Objective: Find every line in the records below that holds the word "Seabird" and copy it.

Extracts from a graphics dataset:
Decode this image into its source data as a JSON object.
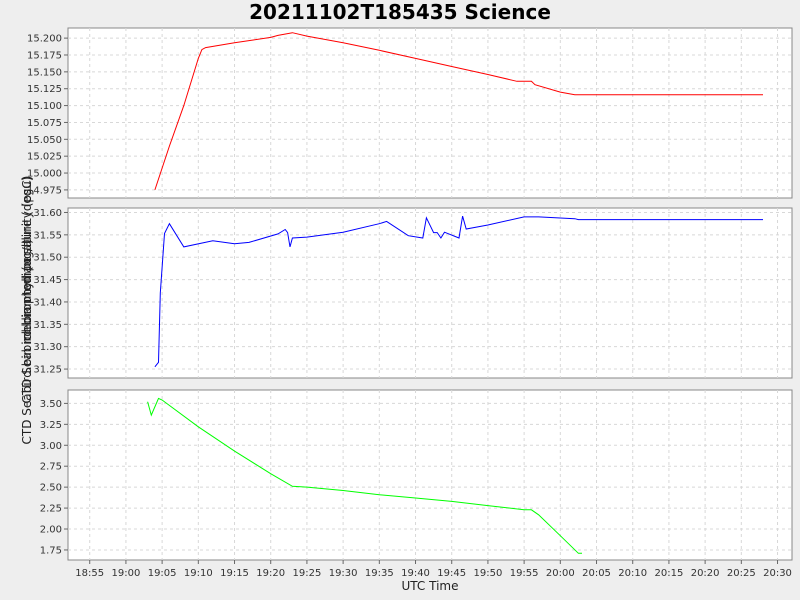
{
  "chart_data": {
    "type": "line",
    "title": "20211102T185435 Science",
    "xlabel": "UTC Time",
    "xlim": [
      "18:52",
      "20:32"
    ],
    "x_tick_labels": [
      "18:55",
      "19:00",
      "19:05",
      "19:10",
      "19:15",
      "19:20",
      "19:25",
      "19:30",
      "19:35",
      "19:40",
      "19:45",
      "19:50",
      "19:55",
      "20:00",
      "20:05",
      "20:10",
      "20:15",
      "20:20",
      "20:25",
      "20:30"
    ],
    "grid": true,
    "panels": [
      {
        "ylabel": "CTD Seabird.bin median temperature (degC)",
        "ylim": [
          14.963,
          15.215
        ],
        "y_ticks": [
          "14.975",
          "15.000",
          "15.025",
          "15.050",
          "15.075",
          "15.100",
          "15.125",
          "15.150",
          "15.175",
          "15.200"
        ],
        "color": "#ff0000",
        "points": [
          [
            "19:04",
            14.975
          ],
          [
            "19:06",
            15.04
          ],
          [
            "19:08",
            15.1
          ],
          [
            "19:10",
            15.17
          ],
          [
            "19:10:30",
            15.183
          ],
          [
            "19:11",
            15.186
          ],
          [
            "19:15",
            15.193
          ],
          [
            "19:20",
            15.201
          ],
          [
            "19:21",
            15.204
          ],
          [
            "19:23",
            15.208
          ],
          [
            "19:25",
            15.203
          ],
          [
            "19:30",
            15.193
          ],
          [
            "19:35",
            15.182
          ],
          [
            "19:40",
            15.17
          ],
          [
            "19:45",
            15.158
          ],
          [
            "19:50",
            15.146
          ],
          [
            "19:54",
            15.136
          ],
          [
            "19:56",
            15.136
          ],
          [
            "19:56:30",
            15.131
          ],
          [
            "20:00",
            15.12
          ],
          [
            "20:02",
            15.116
          ],
          [
            "20:10",
            15.116
          ],
          [
            "20:20",
            15.116
          ],
          [
            "20:28",
            15.116
          ]
        ]
      },
      {
        "ylabel": "CTD Seabird.bin median salinity (psu)",
        "ylim": [
          31.23,
          31.61
        ],
        "y_ticks": [
          "31.25",
          "31.30",
          "31.35",
          "31.40",
          "31.45",
          "31.50",
          "31.55",
          "31.60"
        ],
        "color": "#0000ff",
        "points": [
          [
            "19:04",
            31.255
          ],
          [
            "19:04:30",
            31.265
          ],
          [
            "19:04:45",
            31.42
          ],
          [
            "19:05:20",
            31.553
          ],
          [
            "19:06",
            31.575
          ],
          [
            "19:08",
            31.523
          ],
          [
            "19:12",
            31.537
          ],
          [
            "19:15",
            31.53
          ],
          [
            "19:17",
            31.533
          ],
          [
            "19:21",
            31.552
          ],
          [
            "19:22",
            31.562
          ],
          [
            "19:22:20",
            31.555
          ],
          [
            "19:22:40",
            31.523
          ],
          [
            "19:23",
            31.543
          ],
          [
            "19:25",
            31.545
          ],
          [
            "19:30",
            31.556
          ],
          [
            "19:35",
            31.575
          ],
          [
            "19:36",
            31.58
          ],
          [
            "19:39",
            31.548
          ],
          [
            "19:41",
            31.543
          ],
          [
            "19:41:30",
            31.588
          ],
          [
            "19:42:30",
            31.555
          ],
          [
            "19:43",
            31.555
          ],
          [
            "19:43:30",
            31.543
          ],
          [
            "19:44",
            31.556
          ],
          [
            "19:46",
            31.543
          ],
          [
            "19:46:30",
            31.592
          ],
          [
            "19:47",
            31.563
          ],
          [
            "19:50",
            31.572
          ],
          [
            "19:55",
            31.59
          ],
          [
            "19:57",
            31.59
          ],
          [
            "20:02",
            31.586
          ],
          [
            "20:02:30",
            31.584
          ],
          [
            "20:10",
            31.584
          ],
          [
            "20:20",
            31.584
          ],
          [
            "20:28",
            31.584
          ]
        ]
      },
      {
        "ylabel": "chlorophyll (ug/l)",
        "ylim": [
          1.63,
          3.66
        ],
        "y_ticks": [
          "1.75",
          "2.00",
          "2.25",
          "2.50",
          "2.75",
          "3.00",
          "3.25",
          "3.50"
        ],
        "color": "#00ff00",
        "points": [
          [
            "19:03",
            3.52
          ],
          [
            "19:03:30",
            3.36
          ],
          [
            "19:04:30",
            3.56
          ],
          [
            "19:05",
            3.54
          ],
          [
            "19:10",
            3.22
          ],
          [
            "19:15",
            2.93
          ],
          [
            "19:20",
            2.66
          ],
          [
            "19:23",
            2.51
          ],
          [
            "19:25",
            2.5
          ],
          [
            "19:30",
            2.46
          ],
          [
            "19:35",
            2.41
          ],
          [
            "19:40",
            2.37
          ],
          [
            "19:45",
            2.33
          ],
          [
            "19:50",
            2.28
          ],
          [
            "19:55",
            2.23
          ],
          [
            "19:56",
            2.23
          ],
          [
            "19:57",
            2.17
          ],
          [
            "20:00",
            1.92
          ],
          [
            "20:02:30",
            1.71
          ],
          [
            "20:03",
            1.71
          ]
        ]
      }
    ]
  }
}
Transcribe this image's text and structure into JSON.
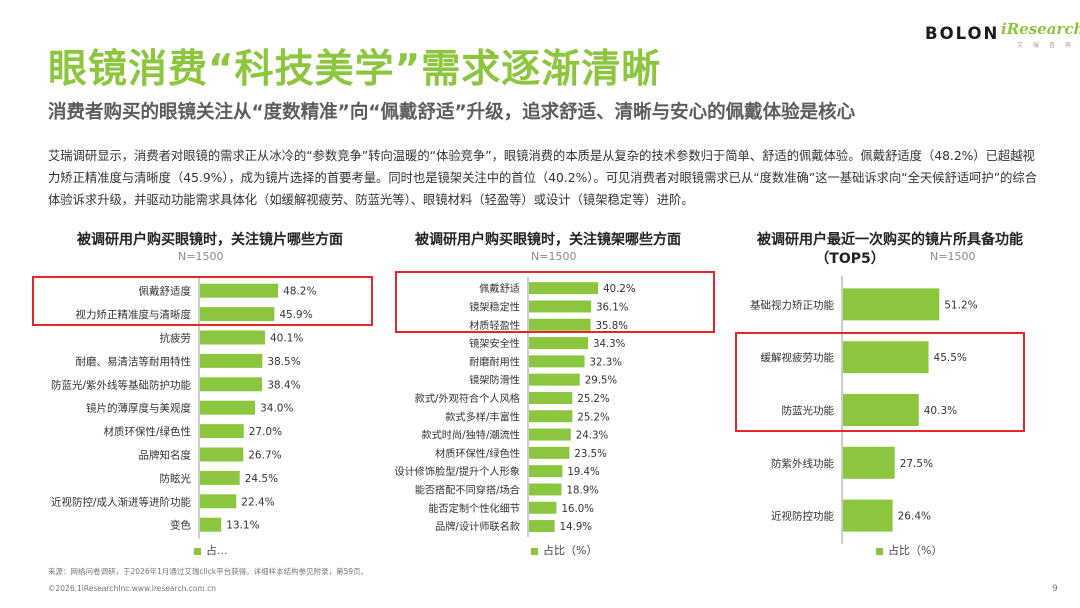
{
  "header": {
    "title": "眼镜消费“科技美学”需求逐渐清晰",
    "subtitle": "消费者购买的眼镜关注从“度数精准”向“佩戴舒适”升级，追求舒适、清晰与安心的佩戴体验是核心",
    "body": "艾瑞调研显示，消费者对眼镜的需求正从冰冷的“参数竞争”转向温暖的“体验竞争”，眼镜消费的本质是从复杂的技术参数归于简单、舒适的佩戴体验。佩戴舒适度（48.2%）已超越视力矫正精准度与清晰度（45.9%），成为镜片选择的首要考量。同时也是镜架关注中的首位（40.2%）。可见消费者对眼镜需求已从“度数准确”这一基础诉求向“全天候舒适呵护”的综合体验诉求升级，并驱动功能需求具体化（如缓解视疲劳、防蓝光等）、眼镜材料（轻盈等）或设计（镜架稳定等）进阶。"
  },
  "logo": {
    "brand": "BOLON",
    "partner": "iResearch",
    "partner_sub": "艾 瑞 咨 询"
  },
  "colors": {
    "accent": "#8cc63f",
    "bar": "#8cc63f",
    "highlight": "#e6262b"
  },
  "chart_data": [
    {
      "type": "bar",
      "orientation": "horizontal",
      "title": "被调研用户购买眼镜时，关注镜片哪些方面",
      "n_label": "N=1500",
      "legend": "占...",
      "categories": [
        "佩戴舒适度",
        "视力矫正精准度与清晰度",
        "抗疲劳",
        "耐磨、易清洁等耐用特性",
        "防蓝光/紫外线等基础防护功能",
        "镜片的薄厚度与美观度",
        "材质环保性/绿色性",
        "品牌知名度",
        "防眩光",
        "近视防控/成人渐进等进阶功能",
        "变色"
      ],
      "values": [
        48.2,
        45.9,
        40.1,
        38.5,
        38.4,
        34.0,
        27.0,
        26.7,
        24.5,
        22.4,
        13.1
      ],
      "value_labels": [
        "48.2%",
        "45.9%",
        "40.1%",
        "38.5%",
        "38.4%",
        "34.0%",
        "27.0%",
        "26.7%",
        "24.5%",
        "22.4%",
        "13.1%"
      ],
      "xlim": [
        0,
        100
      ],
      "highlighted": [
        "佩戴舒适度",
        "视力矫正精准度与清晰度"
      ]
    },
    {
      "type": "bar",
      "orientation": "horizontal",
      "title": "被调研用户购买眼镜时，关注镜架哪些方面",
      "n_label": "N=1500",
      "legend": "占比（%）",
      "categories": [
        "佩戴舒适",
        "镜架稳定性",
        "材质轻盈性",
        "镜架安全性",
        "耐磨耐用性",
        "镜架防滑性",
        "款式/外观符合个人风格",
        "款式多样/丰富性",
        "款式时尚/独特/潮流性",
        "材质环保性/绿色性",
        "设计修饰脸型/提升个人形象",
        "能否搭配不同穿搭/场合",
        "能否定制个性化细节",
        "品牌/设计师联名款"
      ],
      "values": [
        40.2,
        36.1,
        35.8,
        34.3,
        32.3,
        29.5,
        25.2,
        25.2,
        24.3,
        23.5,
        19.4,
        18.9,
        16.0,
        14.9
      ],
      "value_labels": [
        "40.2%",
        "36.1%",
        "35.8%",
        "34.3%",
        "32.3%",
        "29.5%",
        "25.2%",
        "25.2%",
        "24.3%",
        "23.5%",
        "19.4%",
        "18.9%",
        "16.0%",
        "14.9%"
      ],
      "xlim": [
        0,
        100
      ],
      "highlighted": [
        "佩戴舒适",
        "镜架稳定性",
        "材质轻盈性"
      ]
    },
    {
      "type": "bar",
      "orientation": "horizontal",
      "title": "被调研用户最近一次购买的镜片所具备功能",
      "title_line2": "（TOP5）",
      "n_label": "N=1500",
      "legend": "占比（%）",
      "categories": [
        "基础视力矫正功能",
        "缓解视疲劳功能",
        "防蓝光功能",
        "防紫外线功能",
        "近视防控功能"
      ],
      "values": [
        51.2,
        45.5,
        40.3,
        27.5,
        26.4
      ],
      "value_labels": [
        "51.2%",
        "45.5%",
        "40.3%",
        "27.5%",
        "26.4%"
      ],
      "xlim": [
        0,
        100
      ],
      "highlighted": [
        "缓解视疲劳功能",
        "防蓝光功能"
      ]
    }
  ],
  "footer": {
    "source": "来源：网络问卷调研，于2026年1月通过艾瑞click平台获得。详细样本结构参见附录，第59页。",
    "copyright": "©2026.1iResearchInc.www.iresearch.com.cn",
    "page": "9"
  }
}
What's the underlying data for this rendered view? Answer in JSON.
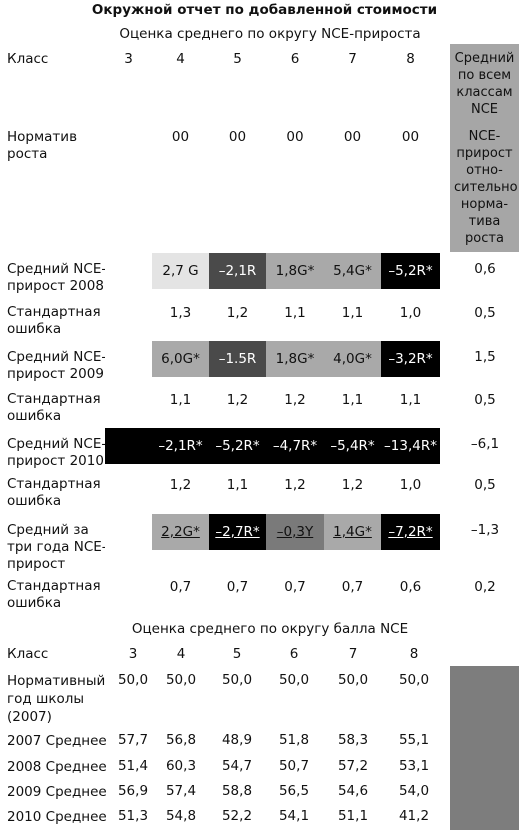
{
  "title": "Окружной отчет по добавленной стоимости",
  "section1": {
    "subtitle": "Оценка среднего по округу NCE-прироста",
    "class_label": "Класс",
    "classes": [
      "3",
      "4",
      "5",
      "6",
      "7",
      "8"
    ],
    "side_header": "Средний по всем классам NCE",
    "side_sub": "NCE-прирост отно-сительно норма-тива роста",
    "norm_label": "Норматив роста",
    "norm_values": [
      "",
      "00",
      "00",
      "00",
      "00",
      "00"
    ],
    "rows": [
      {
        "label": "Средний NCE-прирост 2008",
        "cells": [
          {
            "text": "",
            "bg": "#ffffff"
          },
          {
            "text": "2,7 G",
            "bg": "#e4e4e4"
          },
          {
            "text": "–2,1R",
            "bg": "#4a4a4a"
          },
          {
            "text": "1,8G*",
            "bg": "#a9a9a9"
          },
          {
            "text": "5,4G*",
            "bg": "#a9a9a9"
          },
          {
            "text": "–5,2R*",
            "bg": "#000000"
          }
        ],
        "avg": "0,6",
        "se_label": "Стандартная ошибка",
        "se": [
          "1,3",
          "1,2",
          "1,1",
          "1,1",
          "1,0"
        ],
        "se_avg": "0,5"
      },
      {
        "label": "Средний NCE-прирост 2009",
        "cells": [
          {
            "text": "",
            "bg": "#ffffff"
          },
          {
            "text": "6,0G*",
            "bg": "#a9a9a9"
          },
          {
            "text": "–1.5R",
            "bg": "#4a4a4a"
          },
          {
            "text": "1,8G*",
            "bg": "#a9a9a9"
          },
          {
            "text": "4,0G*",
            "bg": "#a9a9a9"
          },
          {
            "text": "–3,2R*",
            "bg": "#000000"
          }
        ],
        "avg": "1,5",
        "se_label": "Стандартная ошибка",
        "se": [
          "1,1",
          "1,2",
          "1,2",
          "1,1",
          "1,1"
        ],
        "se_avg": "0,5"
      },
      {
        "label": "Средний NCE-прирост 2010",
        "cells": [
          {
            "text": "",
            "bg": "#000000"
          },
          {
            "text": "–2,1R*",
            "bg": "#000000"
          },
          {
            "text": "–5,2R*",
            "bg": "#000000"
          },
          {
            "text": "–4,7R*",
            "bg": "#000000"
          },
          {
            "text": "–5,4R*",
            "bg": "#000000"
          },
          {
            "text": "–13,4R*",
            "bg": "#000000"
          }
        ],
        "avg": "–6,1",
        "se_label": "Стандартная ошибка",
        "se": [
          "1,2",
          "1,1",
          "1,2",
          "1,2",
          "1,0"
        ],
        "se_avg": "0,5"
      },
      {
        "label": "Средний за три года NCE-прирост",
        "cells": [
          {
            "text": "",
            "bg": "#ffffff"
          },
          {
            "text": "2,2G*",
            "bg": "#a9a9a9"
          },
          {
            "text": "–2,7R*",
            "bg": "#000000"
          },
          {
            "text": "–0,3Y",
            "bg": "#7a7a7a"
          },
          {
            "text": "1,4G*",
            "bg": "#a9a9a9"
          },
          {
            "text": "–7,2R*",
            "bg": "#000000"
          }
        ],
        "avg": "–1,3",
        "se_label": "Стандартная ошибка",
        "se": [
          "0,7",
          "0,7",
          "0,7",
          "0,7",
          "0,6"
        ],
        "se_avg": "0,2"
      }
    ]
  },
  "section2": {
    "subtitle": "Оценка среднего по округу балла NCE",
    "class_label": "Класс",
    "classes": [
      "3",
      "4",
      "5",
      "6",
      "7",
      "8"
    ],
    "rows": [
      {
        "label": "Нормативный год школы (2007)",
        "values": [
          "50,0",
          "50,0",
          "50,0",
          "50,0",
          "50,0",
          "50,0"
        ]
      },
      {
        "label": "2007 Среднее",
        "values": [
          "57,7",
          "56,8",
          "48,9",
          "51,8",
          "58,3",
          "55,1"
        ]
      },
      {
        "label": "2008 Среднее",
        "values": [
          "51,4",
          "60,3",
          "54,7",
          "50,7",
          "57,2",
          "53,1"
        ]
      },
      {
        "label": "2009 Среднее",
        "values": [
          "56,9",
          "57,4",
          "58,8",
          "56,5",
          "54,6",
          "54,0"
        ]
      },
      {
        "label": "2010 Среднее",
        "values": [
          "51,3",
          "54,8",
          "52,2",
          "54,1",
          "51,1",
          "41,2"
        ]
      }
    ]
  }
}
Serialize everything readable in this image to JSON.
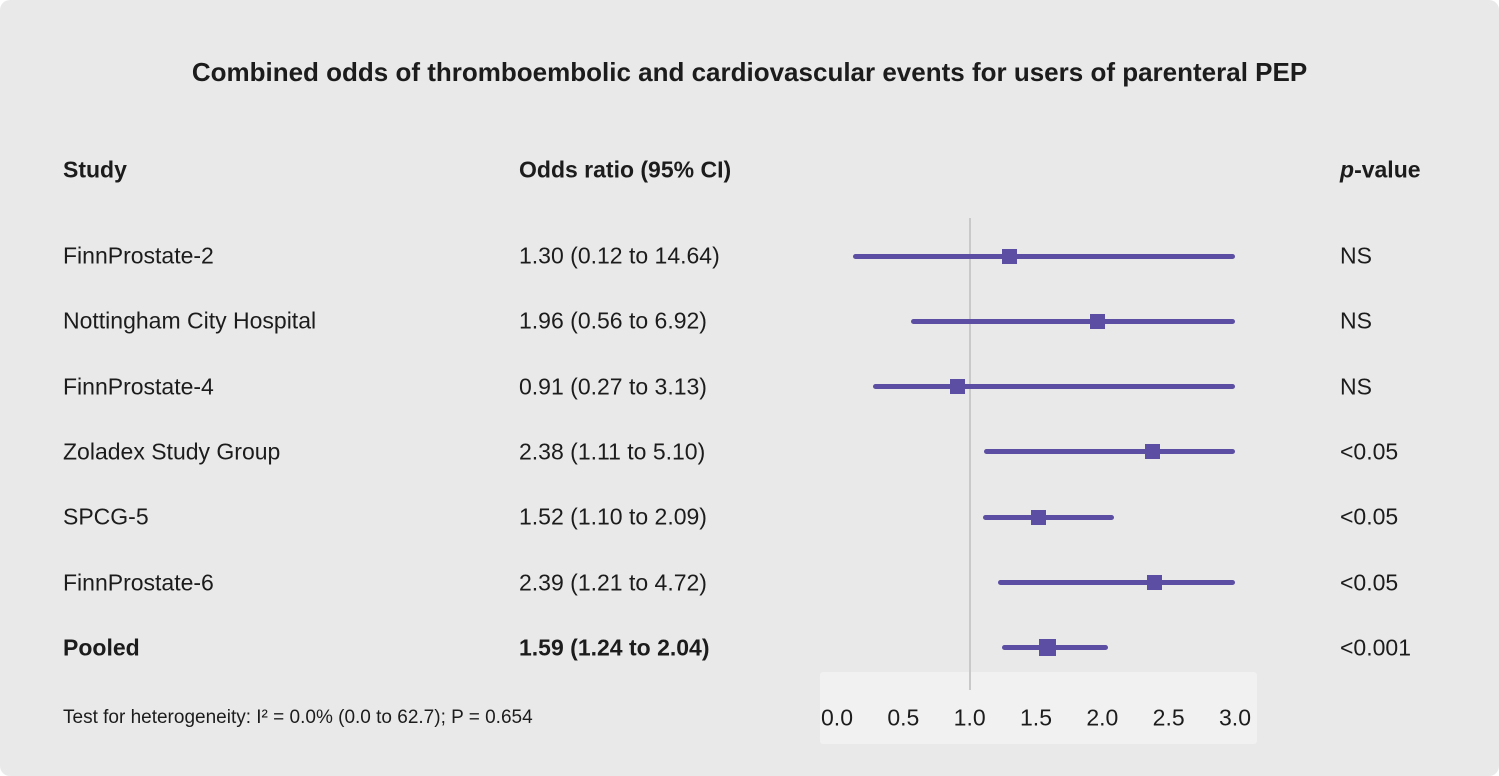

Answer to this problem:
        "ylabel": "CTD Seabird.bin median temperature (degC)",
        "ylabel": "CTD Seabird.bin median salinity (psu)",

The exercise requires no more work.